§ **OBJECTIVE**: All lines holding the string "text" are to be shown.

##########

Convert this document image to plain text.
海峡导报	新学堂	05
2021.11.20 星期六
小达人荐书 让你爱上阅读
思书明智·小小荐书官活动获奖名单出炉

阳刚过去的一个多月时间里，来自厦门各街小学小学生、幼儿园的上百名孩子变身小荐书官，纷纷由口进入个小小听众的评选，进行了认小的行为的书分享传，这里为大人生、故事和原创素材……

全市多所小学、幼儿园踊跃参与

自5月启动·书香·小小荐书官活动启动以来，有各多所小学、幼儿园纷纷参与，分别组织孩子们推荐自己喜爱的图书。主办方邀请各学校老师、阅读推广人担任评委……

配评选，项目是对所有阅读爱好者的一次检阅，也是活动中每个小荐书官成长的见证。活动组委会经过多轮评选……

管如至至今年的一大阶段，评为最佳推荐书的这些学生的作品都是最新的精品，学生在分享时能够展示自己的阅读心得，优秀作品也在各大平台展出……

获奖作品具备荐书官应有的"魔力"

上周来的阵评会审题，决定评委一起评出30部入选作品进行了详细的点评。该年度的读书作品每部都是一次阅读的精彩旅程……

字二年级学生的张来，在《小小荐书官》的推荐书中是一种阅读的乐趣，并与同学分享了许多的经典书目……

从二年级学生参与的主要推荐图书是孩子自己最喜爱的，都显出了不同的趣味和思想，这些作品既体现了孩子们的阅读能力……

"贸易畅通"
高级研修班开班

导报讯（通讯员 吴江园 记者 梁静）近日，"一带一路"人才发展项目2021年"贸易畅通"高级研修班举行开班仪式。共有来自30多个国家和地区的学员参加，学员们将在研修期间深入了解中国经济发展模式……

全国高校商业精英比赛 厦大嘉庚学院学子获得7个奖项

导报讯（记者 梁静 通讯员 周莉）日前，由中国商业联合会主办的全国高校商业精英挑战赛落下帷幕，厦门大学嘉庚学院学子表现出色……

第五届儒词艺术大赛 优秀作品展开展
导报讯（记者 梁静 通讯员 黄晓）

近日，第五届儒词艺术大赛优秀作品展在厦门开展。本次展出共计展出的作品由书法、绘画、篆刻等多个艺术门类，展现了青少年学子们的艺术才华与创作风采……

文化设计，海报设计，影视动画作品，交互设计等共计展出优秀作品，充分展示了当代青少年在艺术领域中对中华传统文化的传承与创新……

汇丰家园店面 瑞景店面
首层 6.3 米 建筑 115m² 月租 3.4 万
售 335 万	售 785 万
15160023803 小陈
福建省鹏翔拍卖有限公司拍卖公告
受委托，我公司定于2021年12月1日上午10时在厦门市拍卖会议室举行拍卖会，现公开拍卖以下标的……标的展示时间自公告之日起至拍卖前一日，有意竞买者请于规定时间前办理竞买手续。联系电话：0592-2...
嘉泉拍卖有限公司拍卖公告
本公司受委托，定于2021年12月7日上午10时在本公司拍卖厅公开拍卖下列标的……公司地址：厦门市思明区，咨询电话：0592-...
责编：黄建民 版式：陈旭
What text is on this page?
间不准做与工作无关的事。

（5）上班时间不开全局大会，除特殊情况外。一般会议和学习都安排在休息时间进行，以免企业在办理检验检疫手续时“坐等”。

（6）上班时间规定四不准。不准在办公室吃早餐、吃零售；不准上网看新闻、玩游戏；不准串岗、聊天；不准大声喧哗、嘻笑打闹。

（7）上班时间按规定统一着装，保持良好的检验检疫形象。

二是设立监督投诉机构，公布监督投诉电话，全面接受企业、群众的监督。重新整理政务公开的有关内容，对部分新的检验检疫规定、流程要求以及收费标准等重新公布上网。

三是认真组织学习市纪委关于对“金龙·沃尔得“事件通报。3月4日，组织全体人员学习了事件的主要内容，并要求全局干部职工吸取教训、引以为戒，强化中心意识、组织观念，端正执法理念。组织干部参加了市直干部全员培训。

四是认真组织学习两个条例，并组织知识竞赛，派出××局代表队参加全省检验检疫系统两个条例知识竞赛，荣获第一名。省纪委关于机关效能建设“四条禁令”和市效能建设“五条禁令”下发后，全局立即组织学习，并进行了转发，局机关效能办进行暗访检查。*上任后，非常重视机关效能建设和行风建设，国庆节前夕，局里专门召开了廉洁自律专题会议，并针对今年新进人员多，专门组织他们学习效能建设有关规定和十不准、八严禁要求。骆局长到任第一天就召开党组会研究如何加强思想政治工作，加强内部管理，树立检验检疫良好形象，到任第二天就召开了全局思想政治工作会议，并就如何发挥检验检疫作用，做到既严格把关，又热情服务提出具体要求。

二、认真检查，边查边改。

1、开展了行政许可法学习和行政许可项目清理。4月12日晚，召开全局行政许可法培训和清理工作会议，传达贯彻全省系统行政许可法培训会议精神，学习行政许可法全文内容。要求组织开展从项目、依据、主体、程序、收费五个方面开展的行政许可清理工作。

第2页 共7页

##########

§ **RESULT FOR THIS TASK**:
Convert this document image to plain text.
What text is on this page?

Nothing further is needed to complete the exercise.